SHORT PROBLEM
Copy all of the material exactly. Pictures are not to appear in the copy.

EXCERPTED DATA

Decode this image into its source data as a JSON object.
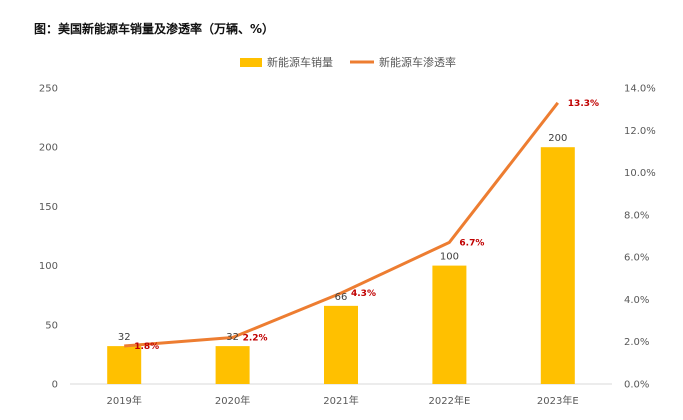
{
  "title": "图：美国新能源车销量及渗透率（万辆、%）",
  "colors": {
    "bar": "#FFC000",
    "line": "#ED7D31",
    "rate_label": "#C00000",
    "axis": "#D9D9D9",
    "tick": "#595959"
  },
  "chart_data": {
    "type": "bar",
    "categories": [
      "2019年",
      "2020年",
      "2021年",
      "2022年E",
      "2023年E"
    ],
    "series": [
      {
        "name": "新能源车销量",
        "type": "bar",
        "axis": "left",
        "values": [
          32,
          32,
          66,
          100,
          200
        ],
        "labels": [
          "32",
          "32",
          "66",
          "100",
          "200"
        ]
      },
      {
        "name": "新能源车渗透率",
        "type": "line",
        "axis": "right",
        "values": [
          1.8,
          2.2,
          4.3,
          6.7,
          13.3
        ],
        "labels": [
          "1.8%",
          "2.2%",
          "4.3%",
          "6.7%",
          "13.3%"
        ]
      }
    ],
    "y_left": {
      "min": 0,
      "max": 250,
      "ticks": [
        "0",
        "50",
        "100",
        "150",
        "200",
        "250"
      ]
    },
    "y_right": {
      "min": 0,
      "max": 14,
      "ticks": [
        "0.0%",
        "2.0%",
        "4.0%",
        "6.0%",
        "8.0%",
        "10.0%",
        "12.0%",
        "14.0%"
      ]
    },
    "legend_position": "top-center",
    "grid": false
  }
}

SOLUTION BELOW
Decode this image into its source data as a JSON object.
{
  "title": "图：美国新能源车销量及渗透率（万辆、%）",
  "colors": {
    "bar": "#FFC000",
    "line": "#ED7D31",
    "rate_label": "#C00000",
    "axis": "#D9D9D9",
    "tick": "#595959"
  },
  "chart_data": {
    "type": "bar",
    "categories": [
      "2019年",
      "2020年",
      "2021年",
      "2022年E",
      "2023年E"
    ],
    "series": [
      {
        "name": "新能源车销量",
        "type": "bar",
        "axis": "left",
        "values": [
          32,
          32,
          66,
          100,
          200
        ],
        "labels": [
          "32",
          "32",
          "66",
          "100",
          "200"
        ]
      },
      {
        "name": "新能源车渗透率",
        "type": "line",
        "axis": "right",
        "values": [
          1.8,
          2.2,
          4.3,
          6.7,
          13.3
        ],
        "labels": [
          "1.8%",
          "2.2%",
          "4.3%",
          "6.7%",
          "13.3%"
        ]
      }
    ],
    "y_left": {
      "min": 0,
      "max": 250,
      "ticks": [
        "0",
        "50",
        "100",
        "150",
        "200",
        "250"
      ]
    },
    "y_right": {
      "min": 0,
      "max": 14,
      "ticks": [
        "0.0%",
        "2.0%",
        "4.0%",
        "6.0%",
        "8.0%",
        "10.0%",
        "12.0%",
        "14.0%"
      ]
    },
    "legend_position": "top-center",
    "grid": false
  }
}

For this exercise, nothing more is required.